§ **Written instruction**: Return every line below in which "from" appears.

§ **Exercise inputs**:
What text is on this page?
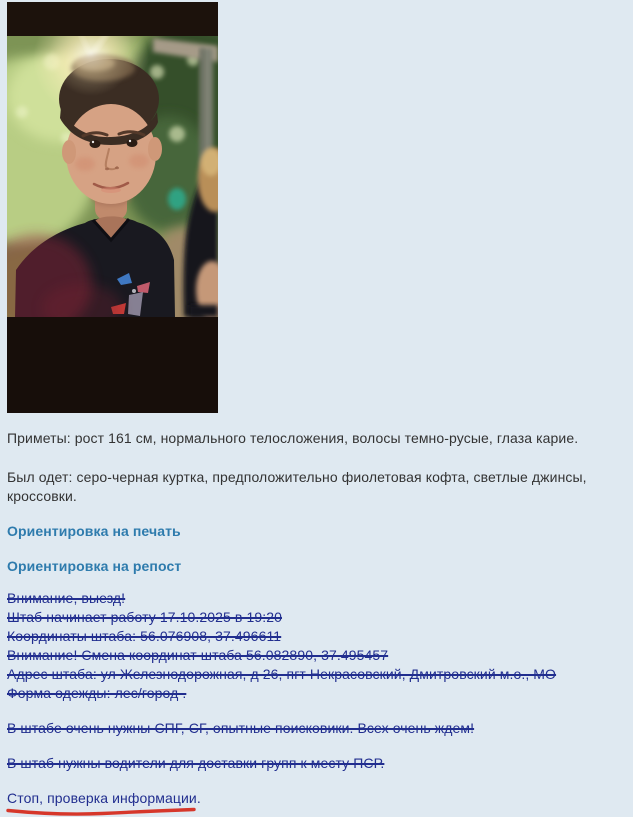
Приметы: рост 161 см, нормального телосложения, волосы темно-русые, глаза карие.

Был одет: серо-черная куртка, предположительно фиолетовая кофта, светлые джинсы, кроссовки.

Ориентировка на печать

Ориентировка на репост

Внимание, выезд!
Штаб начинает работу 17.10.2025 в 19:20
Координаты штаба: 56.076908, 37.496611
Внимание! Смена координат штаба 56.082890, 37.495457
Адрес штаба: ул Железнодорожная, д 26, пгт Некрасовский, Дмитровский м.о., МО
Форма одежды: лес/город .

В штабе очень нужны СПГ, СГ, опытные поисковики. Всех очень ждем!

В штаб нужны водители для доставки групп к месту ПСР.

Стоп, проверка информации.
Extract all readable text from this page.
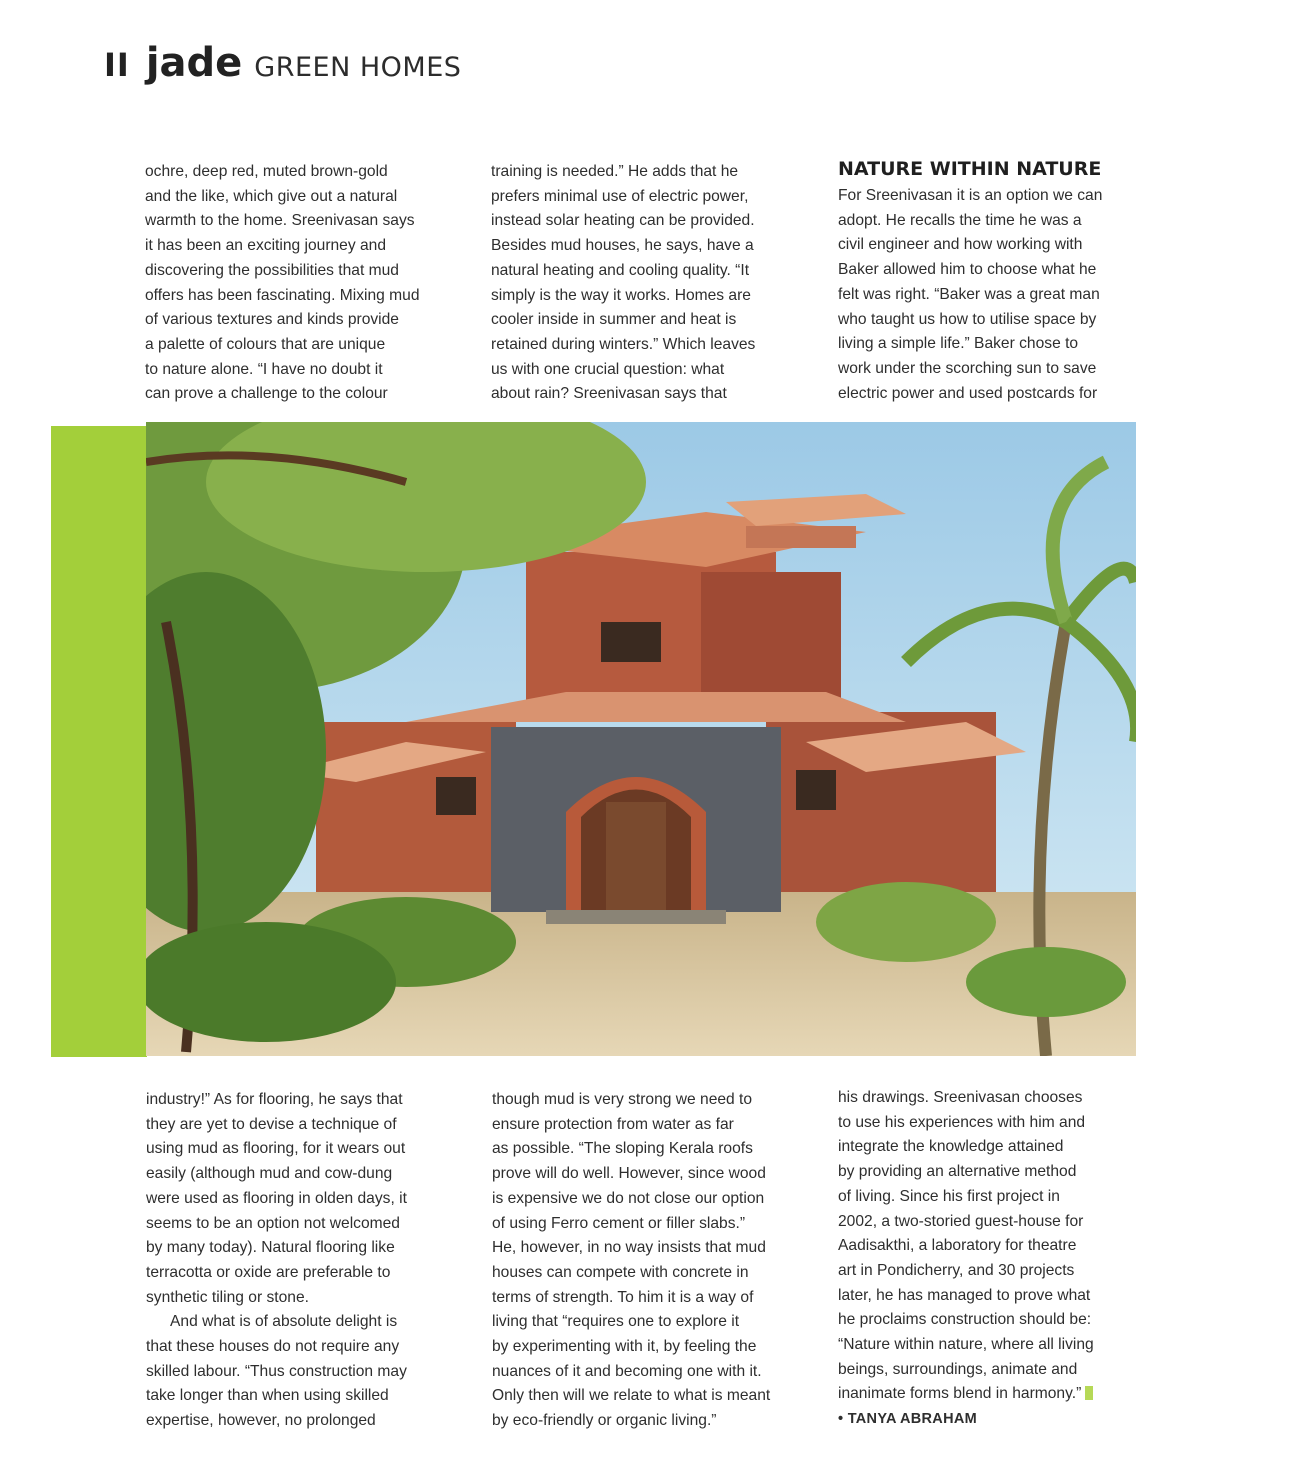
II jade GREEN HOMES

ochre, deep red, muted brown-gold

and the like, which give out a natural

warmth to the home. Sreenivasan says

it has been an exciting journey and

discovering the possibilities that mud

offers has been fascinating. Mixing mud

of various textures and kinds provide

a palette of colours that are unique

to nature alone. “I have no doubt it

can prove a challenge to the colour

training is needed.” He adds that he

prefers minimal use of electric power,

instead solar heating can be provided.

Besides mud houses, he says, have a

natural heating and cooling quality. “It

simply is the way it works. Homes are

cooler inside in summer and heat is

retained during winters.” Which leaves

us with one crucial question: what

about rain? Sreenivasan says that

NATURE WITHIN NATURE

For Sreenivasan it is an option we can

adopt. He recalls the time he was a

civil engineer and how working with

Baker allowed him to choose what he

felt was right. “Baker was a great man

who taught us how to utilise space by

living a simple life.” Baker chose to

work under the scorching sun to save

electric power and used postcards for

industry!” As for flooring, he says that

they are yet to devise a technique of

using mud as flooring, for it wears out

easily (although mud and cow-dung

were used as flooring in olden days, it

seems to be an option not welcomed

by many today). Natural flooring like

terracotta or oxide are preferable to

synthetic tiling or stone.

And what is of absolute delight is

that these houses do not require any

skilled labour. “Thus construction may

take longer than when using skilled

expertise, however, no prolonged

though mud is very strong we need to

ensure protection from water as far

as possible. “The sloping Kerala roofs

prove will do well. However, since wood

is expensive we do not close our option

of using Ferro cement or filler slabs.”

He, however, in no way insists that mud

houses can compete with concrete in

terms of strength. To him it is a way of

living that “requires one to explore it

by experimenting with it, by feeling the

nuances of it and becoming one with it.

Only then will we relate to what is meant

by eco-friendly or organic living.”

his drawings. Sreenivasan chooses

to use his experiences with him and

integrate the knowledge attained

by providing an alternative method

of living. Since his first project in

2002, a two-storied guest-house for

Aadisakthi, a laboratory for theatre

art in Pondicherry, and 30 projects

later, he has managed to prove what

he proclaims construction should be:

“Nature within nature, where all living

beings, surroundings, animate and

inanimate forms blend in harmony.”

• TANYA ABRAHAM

§ **Response to this task**:
Extract all readable text from this page.
ensure protection from water as far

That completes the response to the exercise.